## start

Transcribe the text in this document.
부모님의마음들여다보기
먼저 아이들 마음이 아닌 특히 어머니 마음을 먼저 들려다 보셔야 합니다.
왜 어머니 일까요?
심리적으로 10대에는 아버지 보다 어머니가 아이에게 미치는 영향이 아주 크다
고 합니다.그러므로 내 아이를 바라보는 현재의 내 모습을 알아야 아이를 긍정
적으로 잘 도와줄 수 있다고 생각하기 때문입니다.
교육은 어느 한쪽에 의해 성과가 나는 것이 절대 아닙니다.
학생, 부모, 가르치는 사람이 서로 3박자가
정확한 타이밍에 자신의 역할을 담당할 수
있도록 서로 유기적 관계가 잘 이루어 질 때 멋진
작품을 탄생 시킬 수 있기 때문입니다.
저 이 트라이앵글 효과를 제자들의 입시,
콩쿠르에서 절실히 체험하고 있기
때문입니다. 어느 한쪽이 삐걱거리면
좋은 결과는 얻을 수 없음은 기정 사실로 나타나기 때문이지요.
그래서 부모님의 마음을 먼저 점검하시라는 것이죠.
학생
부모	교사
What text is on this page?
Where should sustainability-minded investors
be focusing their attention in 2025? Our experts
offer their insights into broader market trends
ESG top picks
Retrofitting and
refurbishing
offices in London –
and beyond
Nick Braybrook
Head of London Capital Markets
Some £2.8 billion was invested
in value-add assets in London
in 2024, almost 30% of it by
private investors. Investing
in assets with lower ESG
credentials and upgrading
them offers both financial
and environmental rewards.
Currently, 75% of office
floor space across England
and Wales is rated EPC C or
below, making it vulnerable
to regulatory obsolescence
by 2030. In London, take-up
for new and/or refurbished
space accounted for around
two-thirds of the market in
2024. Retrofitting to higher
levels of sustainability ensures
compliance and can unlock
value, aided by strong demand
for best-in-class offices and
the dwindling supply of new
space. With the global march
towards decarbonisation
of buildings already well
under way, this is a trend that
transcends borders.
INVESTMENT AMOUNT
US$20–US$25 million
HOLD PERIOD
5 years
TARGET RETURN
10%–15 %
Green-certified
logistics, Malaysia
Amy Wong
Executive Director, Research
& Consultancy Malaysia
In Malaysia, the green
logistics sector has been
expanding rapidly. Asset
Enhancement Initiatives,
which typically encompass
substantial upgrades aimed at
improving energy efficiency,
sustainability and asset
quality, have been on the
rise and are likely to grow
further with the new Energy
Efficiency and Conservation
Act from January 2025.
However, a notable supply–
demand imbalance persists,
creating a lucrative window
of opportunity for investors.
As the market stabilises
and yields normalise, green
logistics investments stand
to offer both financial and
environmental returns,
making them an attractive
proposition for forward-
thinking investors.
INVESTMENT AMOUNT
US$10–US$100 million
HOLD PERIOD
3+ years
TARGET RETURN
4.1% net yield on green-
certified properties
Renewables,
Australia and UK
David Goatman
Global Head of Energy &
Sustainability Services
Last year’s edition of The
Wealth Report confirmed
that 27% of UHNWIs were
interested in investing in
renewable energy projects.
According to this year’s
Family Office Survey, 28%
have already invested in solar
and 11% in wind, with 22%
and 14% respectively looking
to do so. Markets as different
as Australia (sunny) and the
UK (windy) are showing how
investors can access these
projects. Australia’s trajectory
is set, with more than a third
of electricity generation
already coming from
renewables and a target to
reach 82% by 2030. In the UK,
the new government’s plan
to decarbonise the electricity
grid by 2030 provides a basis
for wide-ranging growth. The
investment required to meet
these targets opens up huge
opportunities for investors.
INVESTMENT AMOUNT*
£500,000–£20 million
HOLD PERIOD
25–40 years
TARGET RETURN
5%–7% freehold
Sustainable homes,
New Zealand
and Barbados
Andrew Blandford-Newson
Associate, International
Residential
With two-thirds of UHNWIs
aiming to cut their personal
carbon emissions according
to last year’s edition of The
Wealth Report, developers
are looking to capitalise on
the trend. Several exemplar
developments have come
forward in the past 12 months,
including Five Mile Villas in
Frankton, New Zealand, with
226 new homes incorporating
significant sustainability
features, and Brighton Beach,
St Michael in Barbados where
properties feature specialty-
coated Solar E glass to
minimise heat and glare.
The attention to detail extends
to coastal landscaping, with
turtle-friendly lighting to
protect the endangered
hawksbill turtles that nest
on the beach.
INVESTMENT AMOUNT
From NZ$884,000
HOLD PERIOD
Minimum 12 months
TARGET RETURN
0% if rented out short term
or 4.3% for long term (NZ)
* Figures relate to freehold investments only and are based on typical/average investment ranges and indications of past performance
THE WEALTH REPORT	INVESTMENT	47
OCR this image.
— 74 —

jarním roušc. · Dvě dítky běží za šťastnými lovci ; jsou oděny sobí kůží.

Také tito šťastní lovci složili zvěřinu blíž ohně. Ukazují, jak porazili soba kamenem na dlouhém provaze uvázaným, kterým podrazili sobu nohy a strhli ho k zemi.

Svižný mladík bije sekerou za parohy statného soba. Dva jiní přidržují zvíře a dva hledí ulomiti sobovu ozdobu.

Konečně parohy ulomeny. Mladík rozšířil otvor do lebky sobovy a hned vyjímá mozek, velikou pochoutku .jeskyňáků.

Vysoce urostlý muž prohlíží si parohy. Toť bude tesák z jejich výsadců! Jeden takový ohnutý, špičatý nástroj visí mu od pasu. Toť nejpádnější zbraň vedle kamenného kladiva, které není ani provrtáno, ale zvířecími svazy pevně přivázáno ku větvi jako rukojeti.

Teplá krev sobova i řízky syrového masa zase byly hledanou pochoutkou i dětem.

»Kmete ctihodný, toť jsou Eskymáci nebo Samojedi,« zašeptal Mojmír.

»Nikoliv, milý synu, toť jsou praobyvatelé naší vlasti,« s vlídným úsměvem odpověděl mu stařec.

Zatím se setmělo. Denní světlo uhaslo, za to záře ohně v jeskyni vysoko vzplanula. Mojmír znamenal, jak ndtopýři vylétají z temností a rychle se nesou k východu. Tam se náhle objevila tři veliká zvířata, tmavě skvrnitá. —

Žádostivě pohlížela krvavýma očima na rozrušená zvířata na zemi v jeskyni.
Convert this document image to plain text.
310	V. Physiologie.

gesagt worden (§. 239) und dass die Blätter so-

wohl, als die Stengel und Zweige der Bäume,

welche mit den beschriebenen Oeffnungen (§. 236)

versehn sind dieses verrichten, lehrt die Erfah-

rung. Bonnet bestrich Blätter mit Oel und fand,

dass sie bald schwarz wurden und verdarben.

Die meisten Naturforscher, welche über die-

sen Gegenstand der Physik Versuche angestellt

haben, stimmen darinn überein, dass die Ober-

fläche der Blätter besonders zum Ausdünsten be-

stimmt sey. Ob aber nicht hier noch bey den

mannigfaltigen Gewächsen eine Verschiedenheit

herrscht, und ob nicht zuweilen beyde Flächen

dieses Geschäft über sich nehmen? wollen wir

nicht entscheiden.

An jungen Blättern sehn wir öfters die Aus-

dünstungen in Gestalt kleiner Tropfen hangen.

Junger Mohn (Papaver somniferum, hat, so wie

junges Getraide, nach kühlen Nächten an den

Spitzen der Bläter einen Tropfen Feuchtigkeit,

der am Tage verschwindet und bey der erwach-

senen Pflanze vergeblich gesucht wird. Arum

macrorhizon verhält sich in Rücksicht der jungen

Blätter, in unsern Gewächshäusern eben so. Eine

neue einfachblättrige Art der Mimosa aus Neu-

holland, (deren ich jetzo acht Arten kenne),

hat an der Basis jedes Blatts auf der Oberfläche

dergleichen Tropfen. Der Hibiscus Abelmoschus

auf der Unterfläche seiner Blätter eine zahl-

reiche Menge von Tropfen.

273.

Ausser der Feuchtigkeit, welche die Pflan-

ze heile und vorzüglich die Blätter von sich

## end

[Required work] Please output every record, keeping each line exact.

[Solution to this task]
Transcribe the text in this document.
부모님의마음들여다보기
먼저 아이들 마음이 아닌 특히 어머니 마음을 먼저 들려다 보셔야 합니다.
왜 어머니 일까요?
심리적으로 10대에는 아버지 보다 어머니가 아이에게 미치는 영향이 아주 크다
고 합니다.그러므로 내 아이를 바라보는 현재의 내 모습을 알아야 아이를 긍정
적으로 잘 도와줄 수 있다고 생각하기 때문입니다.
교육은 어느 한쪽에 의해 성과가 나는 것이 절대 아닙니다.
학생, 부모, 가르치는 사람이 서로 3박자가
정확한 타이밍에 자신의 역할을 담당할 수
있도록 서로 유기적 관계가 잘 이루어 질 때 멋진
작품을 탄생 시킬 수 있기 때문입니다.
저 이 트라이앵글 효과를 제자들의 입시,
콩쿠르에서 절실히 체험하고 있기
때문입니다. 어느 한쪽이 삐걱거리면
좋은 결과는 얻을 수 없음은 기정 사실로 나타나기 때문이지요.
그래서 부모님의 마음을 먼저 점검하시라는 것이죠.
학생
부모	교사
What text is on this page?
Where should sustainability-minded investors
be focusing their attention in 2025? Our experts
offer their insights into broader market trends
ESG top picks
Retrofitting and
refurbishing
offices in London –
and beyond
Nick Braybrook
Head of London Capital Markets
Some £2.8 billion was invested
in value-add assets in London
in 2024, almost 30% of it by
private investors. Investing
in assets with lower ESG
credentials and upgrading
them offers both financial
and environmental rewards.
Currently, 75% of office
floor space across England
and Wales is rated EPC C or
below, making it vulnerable
to regulatory obsolescence
by 2030. In London, take-up
for new and/or refurbished
space accounted for around
two-thirds of the market in
2024. Retrofitting to higher
levels of sustainability ensures
compliance and can unlock
value, aided by strong demand
for best-in-class offices and
the dwindling supply of new
space. With the global march
towards decarbonisation
of buildings already well
under way, this is a trend that
transcends borders.
INVESTMENT AMOUNT
US$20–US$25 million
HOLD PERIOD
5 years
TARGET RETURN
10%–15 %
Green-certified
logistics, Malaysia
Amy Wong
Executive Director, Research
& Consultancy Malaysia
In Malaysia, the green
logistics sector has been
expanding rapidly. Asset
Enhancement Initiatives,
which typically encompass
substantial upgrades aimed at
improving energy efficiency,
sustainability and asset
quality, have been on the
rise and are likely to grow
further with the new Energy
Efficiency and Conservation
Act from January 2025.
However, a notable supply–
demand imbalance persists,
creating a lucrative window
of opportunity for investors.
As the market stabilises
and yields normalise, green
logistics investments stand
to offer both financial and
environmental returns,
making them an attractive
proposition for forward-
thinking investors.
INVESTMENT AMOUNT
US$10–US$100 million
HOLD PERIOD
3+ years
TARGET RETURN
4.1% net yield on green-
certified properties
Renewables,
Australia and UK
David Goatman
Global Head of Energy &
Sustainability Services
Last year’s edition of The
Wealth Report confirmed
that 27% of UHNWIs were
interested in investing in
renewable energy projects.
According to this year’s
Family Office Survey, 28%
have already invested in solar
and 11% in wind, with 22%
and 14% respectively looking
to do so. Markets as different
as Australia (sunny) and the
UK (windy) are showing how
investors can access these
projects. Australia’s trajectory
is set, with more than a third
of electricity generation
already coming from
renewables and a target to
reach 82% by 2030. In the UK,
the new government’s plan
to decarbonise the electricity
grid by 2030 provides a basis
for wide-ranging growth. The
investment required to meet
these targets opens up huge
opportunities for investors.
INVESTMENT AMOUNT*
£500,000–£20 million
HOLD PERIOD
25–40 years
TARGET RETURN
5%–7% freehold
Sustainable homes,
New Zealand
and Barbados
Andrew Blandford-Newson
Associate, International
Residential
With two-thirds of UHNWIs
aiming to cut their personal
carbon emissions according
to last year’s edition of The
Wealth Report, developers
are looking to capitalise on
the trend. Several exemplar
developments have come
forward in the past 12 months,
including Five Mile Villas in
Frankton, New Zealand, with
226 new homes incorporating
significant sustainability
features, and Brighton Beach,
St Michael in Barbados where
properties feature specialty-
coated Solar E glass to
minimise heat and glare.
The attention to detail extends
to coastal landscaping, with
turtle-friendly lighting to
protect the endangered
hawksbill turtles that nest
on the beach.
INVESTMENT AMOUNT
From NZ$884,000
HOLD PERIOD
Minimum 12 months
TARGET RETURN
0% if rented out short term
or 4.3% for long term (NZ)
* Figures relate to freehold investments only and are based on typical/average investment ranges and indications of past performance
THE WEALTH REPORT	INVESTMENT	47
OCR this image.
— 74 —

jarním roušc. · Dvě dítky běží za šťastnými lovci ; jsou oděny sobí kůží.

Také tito šťastní lovci složili zvěřinu blíž ohně. Ukazují, jak porazili soba kamenem na dlouhém provaze uvázaným, kterým podrazili sobu nohy a strhli ho k zemi.

Svižný mladík bije sekerou za parohy statného soba. Dva jiní přidržují zvíře a dva hledí ulomiti sobovu ozdobu.

Konečně parohy ulomeny. Mladík rozšířil otvor do lebky sobovy a hned vyjímá mozek, velikou pochoutku .jeskyňáků.

Vysoce urostlý muž prohlíží si parohy. Toť bude tesák z jejich výsadců! Jeden takový ohnutý, špičatý nástroj visí mu od pasu. Toť nejpádnější zbraň vedle kamenného kladiva, které není ani provrtáno, ale zvířecími svazy pevně přivázáno ku větvi jako rukojeti.

Teplá krev sobova i řízky syrového masa zase byly hledanou pochoutkou i dětem.

»Kmete ctihodný, toť jsou Eskymáci nebo Samojedi,« zašeptal Mojmír.

»Nikoliv, milý synu, toť jsou praobyvatelé naší vlasti,« s vlídným úsměvem odpověděl mu stařec.

Zatím se setmělo. Denní světlo uhaslo, za to záře ohně v jeskyni vysoko vzplanula. Mojmír znamenal, jak ndtopýři vylétají z temností a rychle se nesou k východu. Tam se náhle objevila tři veliká zvířata, tmavě skvrnitá. —

Žádostivě pohlížela krvavýma očima na rozrušená zvířata na zemi v jeskyni.
Convert this document image to plain text.
310	V. Physiologie.

gesagt worden (§. 239) und dass die Blätter so-

wohl, als die Stengel und Zweige der Bäume,

welche mit den beschriebenen Oeffnungen (§. 236)

versehn sind dieses verrichten, lehrt die Erfah-

rung. Bonnet bestrich Blätter mit Oel und fand,

dass sie bald schwarz wurden und verdarben.

Die meisten Naturforscher, welche über die-

sen Gegenstand der Physik Versuche angestellt

haben, stimmen darinn überein, dass die Ober-

fläche der Blätter besonders zum Ausdünsten be-

stimmt sey. Ob aber nicht hier noch bey den

mannigfaltigen Gewächsen eine Verschiedenheit

herrscht, und ob nicht zuweilen beyde Flächen

dieses Geschäft über sich nehmen? wollen wir

nicht entscheiden.

An jungen Blättern sehn wir öfters die Aus-

dünstungen in Gestalt kleiner Tropfen hangen.

Junger Mohn (Papaver somniferum, hat, so wie

junges Getraide, nach kühlen Nächten an den

Spitzen der Bläter einen Tropfen Feuchtigkeit,

der am Tage verschwindet und bey der erwach-

senen Pflanze vergeblich gesucht wird. Arum

macrorhizon verhält sich in Rücksicht der jungen

Blätter, in unsern Gewächshäusern eben so. Eine

neue einfachblättrige Art der Mimosa aus Neu-

holland, (deren ich jetzo acht Arten kenne),

hat an der Basis jedes Blatts auf der Oberfläche

dergleichen Tropfen. Der Hibiscus Abelmoschus

auf der Unterfläche seiner Blätter eine zahl-

reiche Menge von Tropfen.

273.

Ausser der Feuchtigkeit, welche die Pflan-

ze heile und vorzüglich die Blätter von sich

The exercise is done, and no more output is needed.